## [Text shown]

A thing or two about vanity metrics

Source: The FoodGroup

Vanity metrics mean or measure nothing. Well, except to stoke ego of those reporting these vain metrics or used to hide a problem.

Whilst saying your company moved goods worth US$ 6Billion in the first quarter of 2020, sounds good to the ears, it really doesn’t say much.  Except, if your shareholders have invested in ‘goods movement ‘ and not in a logistics business.

Saying how much you made from moving that volume of goods is perhaps the real metric you should report. And you will agree that that is perhaps the most of interest to your investors and to your bottomline.

In addition to stating your total sales, your investors and other stakeholders, will be more likely than not be interested in knowing the cost of moving the those goods (ypur cost of sale), total revenue (sales), and total earnings before interests (if you took a loan to finance any part of the sale or your operation), taxes, depreciation and amortisation (EBITDA). An interesting to have metric is also average revenue per transaction – knowing this sheds some light on how much output you get from your company’s effort on average.

Perhaps the only use of the metric ‘volume of goods moved’ is to illustrate how efficient your operation is,  and to “pepper” your competition if your size is significantly higher than industry average.  But that is where the relevance and usefulness of the ‘volume of goods moved’ as with all vanity metrics ends. Vanity metrics on their own mean  NOTHING.

## [Given material]
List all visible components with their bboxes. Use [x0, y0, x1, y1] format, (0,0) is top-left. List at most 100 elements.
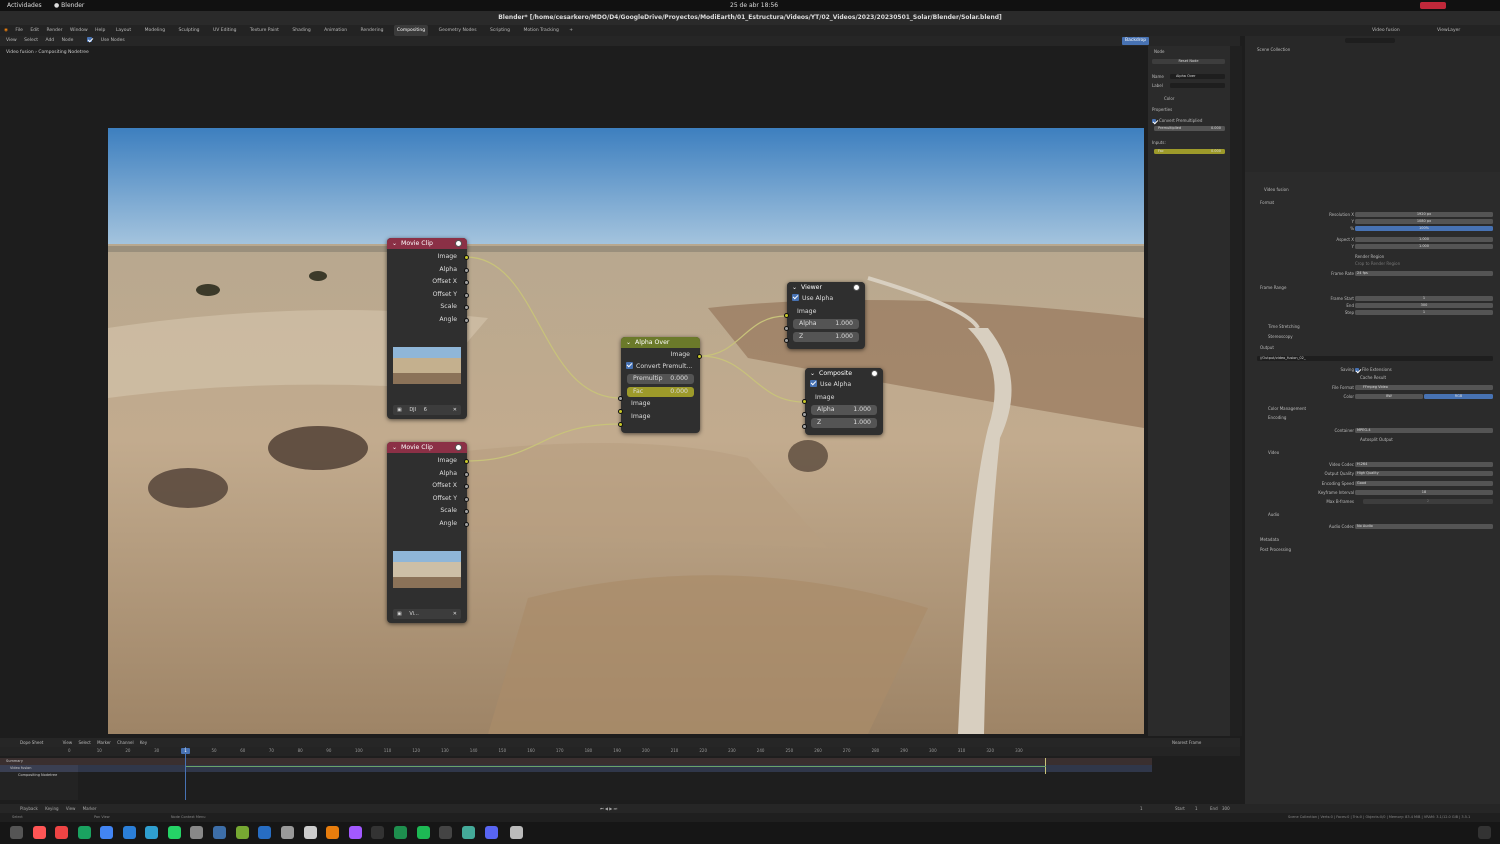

## [Set tasks]
[a] Which metrics does the sentence beginning "In addition to stating your total sales" say investors and other stakeholders will likely want to know, according to the vanity metrics text?
[b] Carry the vanity metrics text on from its final sentence.

## [Expected answers]
[a]
- The cost of moving those goods (cost of sale)
- Total revenue (sales)
- Earnings before interest, taxes, depreciation and amortization (EBITDA)

[b]
Your stakeholders and even you should be interested in knowing how your business performed against the industry you operate in.  Some of the key questions you want your metrics to answer includes but are not limited to:

  • are you spending more money per kilogram of goods moved?
  • are you returning more or less for every cent in investor equity as your peers in the industry (return on equity – ROE), are you maximising or not the assets deployed (asset turnover ratio) and
  • of course the investor will calculate the the price of their equity in your business and compare this to your earnings (PE ratio).

All of these done continuously helps the investor and you hold yourself and the business you run accountable – you will spot issues preventing eficiencies and look for opportunities to optimise.

Having said that, what one metric really tells you how you business is doing? you should find and track that.

And on another note, what vanity numbers are you taking joy in? You should find that/those and stop wasting your time tracking them.

For me, running a facebook promotion (an operation and not really a business) I needed to get 50 people to fill a form.  Facebook reported after three or four days of the promotion that we reached 13K people, we have had 138 engagements (likes, shares, comments and link clicks).

But guess what, we had zero form completions.

Figure 1 – Snap report of an ongoing facebook promotion

I’d be right to tout those numbers, and hide the fact that I haven’t achieved the goals I set out to achieve.  But guess what, that is not good enough, and I have had the promotion paused, whilst I investigate if the non form completion can be fixed in other ways. Yes, that is what an executive should do when the numbers indicate a problem. S/he shouldn’t tout the seemingly positive but meaningless number as ‘volume of goods moved’, except that executive is a truck – the truck that moved those goods.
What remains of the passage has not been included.